Problem statement — Print every line of the material below verbatim, and omit the pictures from your output.
::: Exercise inputs
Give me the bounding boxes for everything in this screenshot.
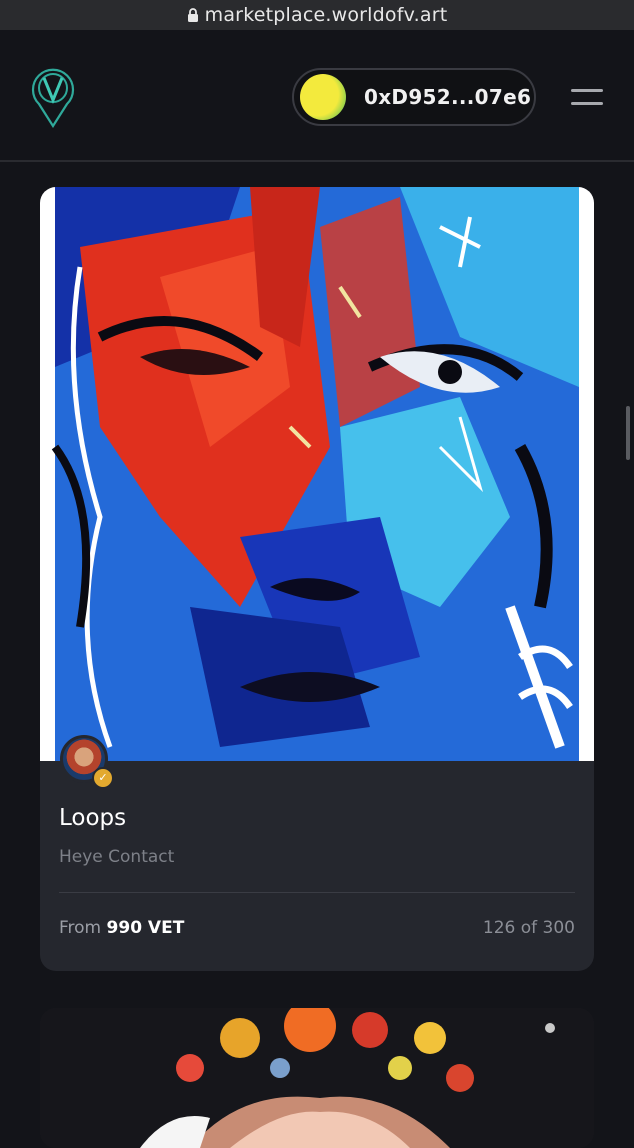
artist-name[interactable]: Heye Contact bbox=[59, 847, 174, 867]
url-text: marketplace.worldofv.art bbox=[204, 4, 448, 26]
nft-card[interactable]: ✓ Loops Heye Contact From 990 VET 126 of… bbox=[40, 187, 594, 971]
lock-icon bbox=[187, 8, 198, 22]
artwork-image[interactable] bbox=[40, 1008, 594, 1148]
browser-url-bar[interactable]: marketplace.worldofv.art bbox=[0, 0, 634, 30]
site-header: 0xD952...07e6 bbox=[0, 34, 634, 162]
hamburger-menu-icon[interactable] bbox=[571, 89, 603, 111]
edition-count: 126 of 300 bbox=[482, 918, 575, 938]
wallet-button[interactable]: 0xD952...07e6 bbox=[292, 68, 536, 126]
price-prefix: From bbox=[59, 918, 102, 938]
divider bbox=[59, 892, 575, 893]
wallet-address: 0xD952...07e6 bbox=[364, 85, 532, 109]
nft-title[interactable]: Loops bbox=[59, 805, 126, 831]
verified-badge-icon: ✓ bbox=[92, 767, 114, 789]
price-info: From 990 VET bbox=[59, 918, 184, 938]
worldofv-logo-icon[interactable] bbox=[30, 66, 76, 128]
nft-card[interactable] bbox=[40, 1008, 594, 1148]
wallet-avatar bbox=[300, 74, 346, 120]
scrollbar[interactable] bbox=[626, 406, 630, 460]
price-value: 990 VET bbox=[106, 918, 185, 938]
artwork-image[interactable] bbox=[40, 187, 594, 761]
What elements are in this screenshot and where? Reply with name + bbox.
::::::
Result for this exercise —
Give me the bounding boxes for everything in this screenshot.
artist-name[interactable]: Heye Contact bbox=[59, 847, 174, 867]
url-text: marketplace.worldofv.art bbox=[204, 4, 448, 26]
nft-card[interactable]: ✓ Loops Heye Contact From 990 VET 126 of… bbox=[40, 187, 594, 971]
lock-icon bbox=[187, 8, 198, 22]
artwork-image[interactable] bbox=[40, 1008, 594, 1148]
browser-url-bar[interactable]: marketplace.worldofv.art bbox=[0, 0, 634, 30]
site-header: 0xD952...07e6 bbox=[0, 34, 634, 162]
hamburger-menu-icon[interactable] bbox=[571, 89, 603, 111]
edition-count: 126 of 300 bbox=[482, 918, 575, 938]
wallet-button[interactable]: 0xD952...07e6 bbox=[292, 68, 536, 126]
price-prefix: From bbox=[59, 918, 102, 938]
divider bbox=[59, 892, 575, 893]
wallet-address: 0xD952...07e6 bbox=[364, 85, 532, 109]
nft-title[interactable]: Loops bbox=[59, 805, 126, 831]
verified-badge-icon: ✓ bbox=[92, 767, 114, 789]
price-info: From 990 VET bbox=[59, 918, 184, 938]
worldofv-logo-icon[interactable] bbox=[30, 66, 76, 128]
nft-card[interactable] bbox=[40, 1008, 594, 1148]
wallet-avatar bbox=[300, 74, 346, 120]
scrollbar[interactable] bbox=[626, 406, 630, 460]
price-value: 990 VET bbox=[106, 918, 185, 938]
artwork-image[interactable] bbox=[40, 187, 594, 761]
What elements are in this screenshot and where? Reply with name + bbox.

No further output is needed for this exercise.